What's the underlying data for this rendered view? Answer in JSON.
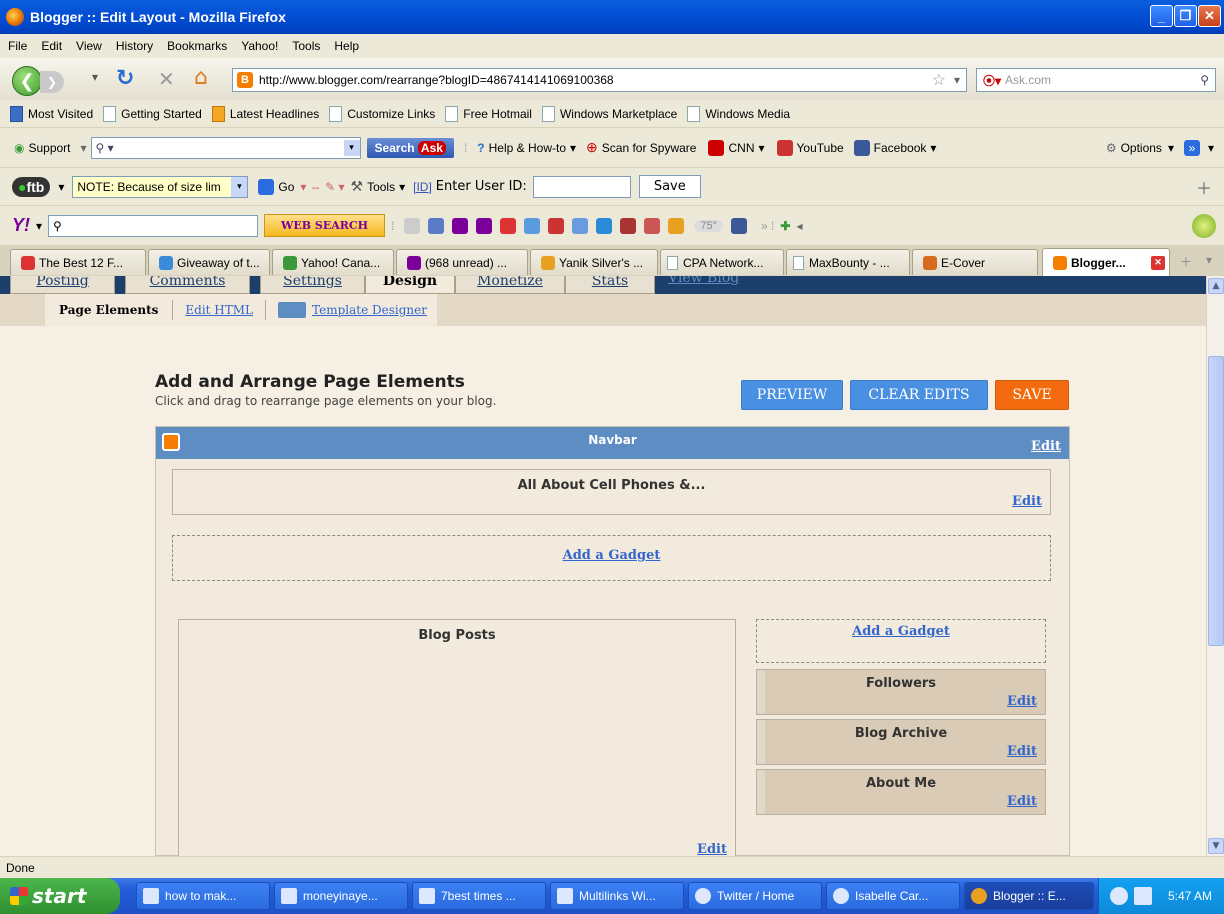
{
  "window": {
    "title": "Blogger :: Edit Layout - Mozilla Firefox"
  },
  "menu": [
    "File",
    "Edit",
    "View",
    "History",
    "Bookmarks",
    "Yahoo!",
    "Tools",
    "Help"
  ],
  "nav": {
    "url": "http://www.blogger.com/rearrange?blogID=4867414141069100368",
    "search_placeholder": "Ask.com"
  },
  "bookmarks": [
    "Most Visited",
    "Getting Started",
    "Latest Headlines",
    "Customize Links",
    "Free Hotmail",
    "Windows Marketplace",
    "Windows Media"
  ],
  "asktoolbar": {
    "support": "Support",
    "search": "Search",
    "helphowto": "Help & How-to",
    "scan": "Scan for Spyware",
    "cnn": "CNN",
    "youtube": "YouTube",
    "facebook": "Facebook",
    "options": "Options"
  },
  "ftbtoolbar": {
    "logo": "ftb",
    "note": "NOTE: Because of size lim",
    "go": "Go",
    "tools": "Tools",
    "id": "[ID]",
    "enter_id": "Enter User ID:",
    "save": "Save"
  },
  "yahootoolbar": {
    "logo": "Y!",
    "websearch": "WEB SEARCH",
    "temp": "75°"
  },
  "tabs": [
    "The Best 12 F...",
    "Giveaway of t...",
    "Yahoo! Cana...",
    "(968 unread) ...",
    "Yanik Silver's ...",
    "CPA Network...",
    "MaxBounty - ...",
    "E-Cover",
    "Blogger..."
  ],
  "blogger": {
    "tabs": [
      "Posting",
      "Comments",
      "Settings",
      "Design",
      "Monetize",
      "Stats",
      "View Blog"
    ],
    "subtabs": {
      "page_elements": "Page Elements",
      "edit_html": "Edit HTML",
      "template_designer": "Template Designer"
    },
    "heading": "Add and Arrange Page Elements",
    "subheading": "Click and drag to rearrange page elements on your blog.",
    "buttons": {
      "preview": "PREVIEW",
      "clear": "CLEAR EDITS",
      "save": "SAVE"
    },
    "navbar": {
      "title": "Navbar",
      "edit": "Edit"
    },
    "header": {
      "title": "All About Cell Phones &...",
      "edit": "Edit"
    },
    "add_gadget": "Add a Gadget",
    "blog_posts": {
      "title": "Blog Posts",
      "edit": "Edit"
    },
    "sidebar": [
      {
        "title": "Followers",
        "edit": "Edit"
      },
      {
        "title": "Blog Archive",
        "edit": "Edit"
      },
      {
        "title": "About Me",
        "edit": "Edit"
      }
    ]
  },
  "status": "Done",
  "taskbar": {
    "start": "start",
    "items": [
      "how to mak...",
      "moneyinaye...",
      "7best times ...",
      "Multilinks Wi...",
      "Twitter / Home",
      "Isabelle Car...",
      "Blogger :: E..."
    ],
    "time": "5:47 AM"
  },
  "colors": {
    "xp_blue": "#0450D6",
    "blogger_orange": "#F57D00",
    "button_blue": "#4A90E2",
    "save_orange": "#F26B0F",
    "navbar_blue": "#5E8DC4",
    "link_blue": "#3366CC",
    "layout_bg": "#F5EFE4"
  }
}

= = = = =

PROBLEM TO SOLVE
Reproduce all of the material above word for word. Omit the pictures.

THE ANSWER
What's the underlying data for this rendered view? Answer in JSON.
{
  "window": {
    "title": "Blogger :: Edit Layout - Mozilla Firefox"
  },
  "menu": [
    "File",
    "Edit",
    "View",
    "History",
    "Bookmarks",
    "Yahoo!",
    "Tools",
    "Help"
  ],
  "nav": {
    "url": "http://www.blogger.com/rearrange?blogID=4867414141069100368",
    "search_placeholder": "Ask.com"
  },
  "bookmarks": [
    "Most Visited",
    "Getting Started",
    "Latest Headlines",
    "Customize Links",
    "Free Hotmail",
    "Windows Marketplace",
    "Windows Media"
  ],
  "asktoolbar": {
    "support": "Support",
    "search": "Search",
    "helphowto": "Help & How-to",
    "scan": "Scan for Spyware",
    "cnn": "CNN",
    "youtube": "YouTube",
    "facebook": "Facebook",
    "options": "Options"
  },
  "ftbtoolbar": {
    "logo": "ftb",
    "note": "NOTE: Because of size lim",
    "go": "Go",
    "tools": "Tools",
    "id": "[ID]",
    "enter_id": "Enter User ID:",
    "save": "Save"
  },
  "yahootoolbar": {
    "logo": "Y!",
    "websearch": "WEB SEARCH",
    "temp": "75°"
  },
  "tabs": [
    "The Best 12 F...",
    "Giveaway of t...",
    "Yahoo! Cana...",
    "(968 unread) ...",
    "Yanik Silver's ...",
    "CPA Network...",
    "MaxBounty - ...",
    "E-Cover",
    "Blogger..."
  ],
  "blogger": {
    "tabs": [
      "Posting",
      "Comments",
      "Settings",
      "Design",
      "Monetize",
      "Stats",
      "View Blog"
    ],
    "subtabs": {
      "page_elements": "Page Elements",
      "edit_html": "Edit HTML",
      "template_designer": "Template Designer"
    },
    "heading": "Add and Arrange Page Elements",
    "subheading": "Click and drag to rearrange page elements on your blog.",
    "buttons": {
      "preview": "PREVIEW",
      "clear": "CLEAR EDITS",
      "save": "SAVE"
    },
    "navbar": {
      "title": "Navbar",
      "edit": "Edit"
    },
    "header": {
      "title": "All About Cell Phones &...",
      "edit": "Edit"
    },
    "add_gadget": "Add a Gadget",
    "blog_posts": {
      "title": "Blog Posts",
      "edit": "Edit"
    },
    "sidebar": [
      {
        "title": "Followers",
        "edit": "Edit"
      },
      {
        "title": "Blog Archive",
        "edit": "Edit"
      },
      {
        "title": "About Me",
        "edit": "Edit"
      }
    ]
  },
  "status": "Done",
  "taskbar": {
    "start": "start",
    "items": [
      "how to mak...",
      "moneyinaye...",
      "7best times ...",
      "Multilinks Wi...",
      "Twitter / Home",
      "Isabelle Car...",
      "Blogger :: E..."
    ],
    "time": "5:47 AM"
  },
  "colors": {
    "xp_blue": "#0450D6",
    "blogger_orange": "#F57D00",
    "button_blue": "#4A90E2",
    "save_orange": "#F26B0F",
    "navbar_blue": "#5E8DC4",
    "link_blue": "#3366CC",
    "layout_bg": "#F5EFE4"
  }
}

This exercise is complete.